__TASK BRIEF__: Count every line below that contains "this", then state the total with no other output.

__SUPPLIED MATERIAL__:
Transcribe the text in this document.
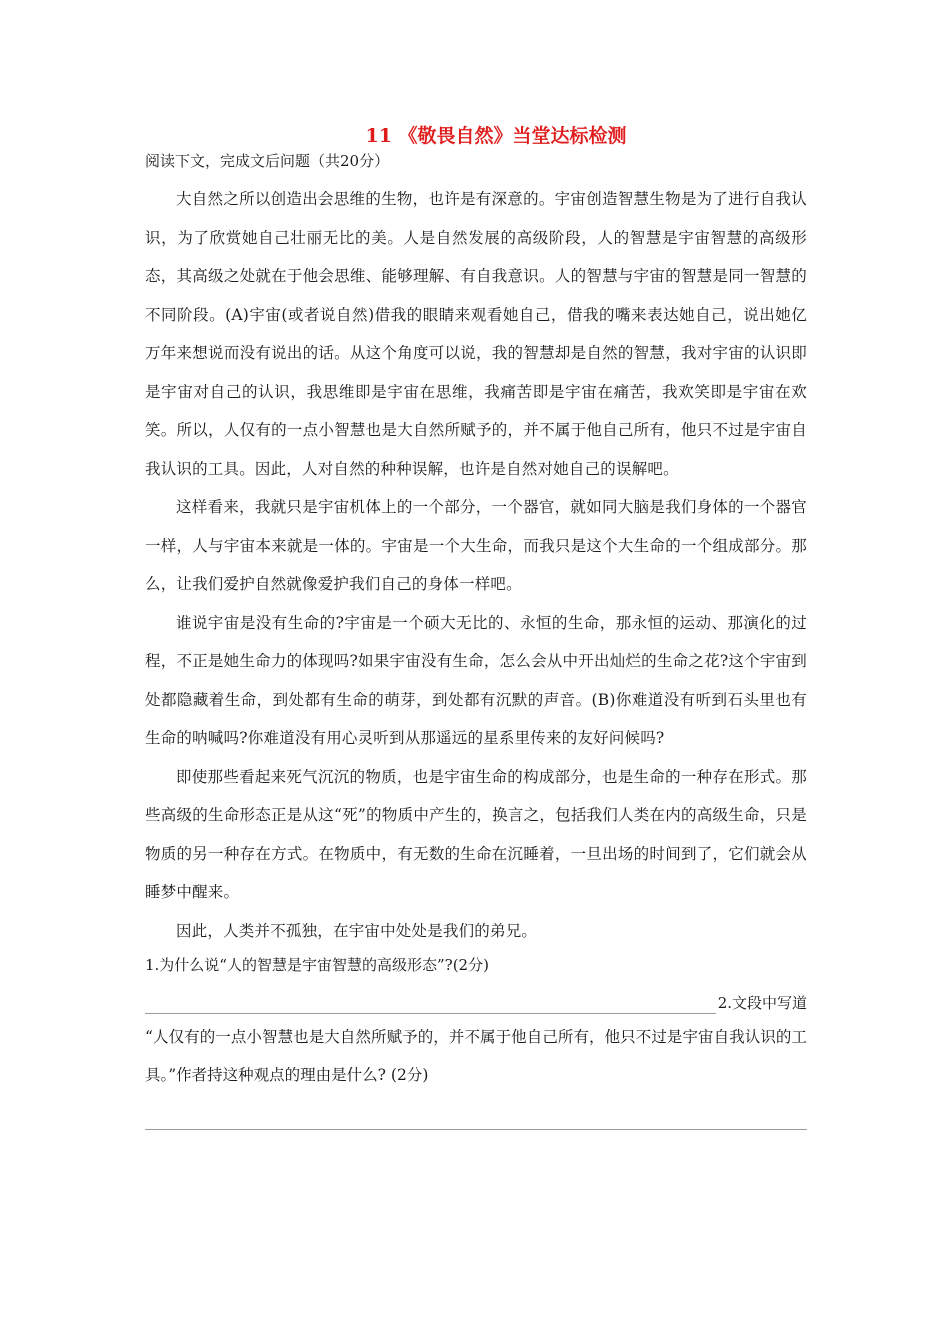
11 《敬畏自然》当堂达标检测

阅读下文，完成文后问题（共20分）

大自然之所以创造出会思维的生物，也许是有深意的。宇宙创造智慧生物是为了进行自我认识，为了欣赏她自己壮丽无比的美。人是自然发展的高级阶段，人的智慧是宇宙智慧的高级形态，其高级之处就在于他会思维、能够理解、有自我意识。人的智慧与宇宙的智慧是同一智慧的不同阶段。(A)宇宙(或者说自然)借我的眼睛来观看她自己，借我的嘴来表达她自己，说出她亿万年来想说而没有说出的话。从这个角度可以说，我的智慧却是自然的智慧，我对宇宙的认识即是宇宙对自己的认识，我思维即是宇宙在思维，我痛苦即是宇宙在痛苦，我欢笑即是宇宙在欢笑。所以，人仅有的一点小智慧也是大自然所赋予的，并不属于他自己所有，他只不过是宇宙自我认识的工具。因此，人对自然的种种误解，也许是自然对她自己的误解吧。

这样看来，我就只是宇宙机体上的一个部分，一个器官，就如同大脑是我们身体的一个器官一样，人与宇宙本来就是一体的。宇宙是一个大生命，而我只是这个大生命的一个组成部分。那么，让我们爱护自然就像爱护我们自己的身体一样吧。

谁说宇宙是没有生命的?宇宙是一个硕大无比的、永恒的生命，那永恒的运动、那演化的过程，不正是她生命力的体现吗?如果宇宙没有生命，怎么会从中开出灿烂的生命之花?这个宇宙到处都隐藏着生命，到处都有生命的萌芽，到处都有沉默的声音。(B)你难道没有听到石头里也有生命的呐喊吗?你难道没有用心灵听到从那遥远的星系里传来的友好问候吗?

即使那些看起来死气沉沉的物质，也是宇宙生命的构成部分，也是生命的一种存在形式。那些高级的生命形态正是从这“死”的物质中产生的，换言之，包括我们人类在内的高级生命，只是物质的另一种存在方式。在物质中，有无数的生命在沉睡着，一旦出场的时间到了，它们就会从睡梦中醒来。

因此，人类并不孤独，在宇宙中处处是我们的弟兄。

1.为什么说“人的智慧是宇宙智慧的高级形态”?(2分)

2.文段中写道

“人仅有的一点小智慧也是大自然所赋予的，并不属于他自己所有，他只不过是宇宙自我认识的工具。”作者持这种观点的理由是什么? (2分)
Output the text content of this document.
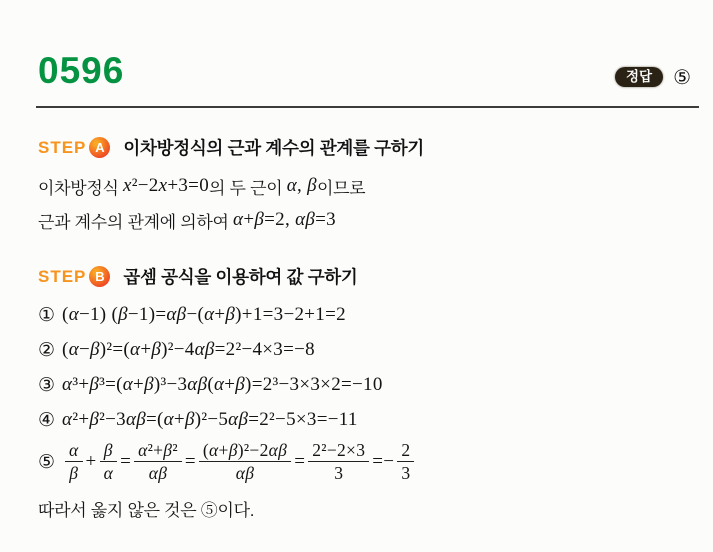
0596	정답	⑤
STEP A	이차방정식의 근과 계수의 관계를 구하기
이차방정식 x²−2x+3=0 의 두 근이 α, β 이므로
근과 계수의 관계에 의하여 α+β=2, αβ=3
STEP B	곱셈 공식을 이용하여 값 구하기
① (α−1) (β−1)=αβ−(α+β)+1=3−2+1=2
② (α−β)²=(α+β)²−4αβ=2²−4×3=−8
③ α³+β³=(α+β)³−3αβ(α+β)=2³−3×3×2=−10
④ α²+β²−3αβ=(α+β)²−5αβ=2²−5×3=−11
⑤ $\frac{\alpha}{\beta} + \frac{\beta}{\alpha} = \frac{\text{α²+β²}}{\alpha\beta} = \frac{\text{(α+β)²−2αβ}}{\alpha\beta} = \frac{\text{2²−2×3}}{3} =- \frac{2}{3}$
따라서 옳지 않은 것은 ⑤이다.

__FULL SOLUTION__: 2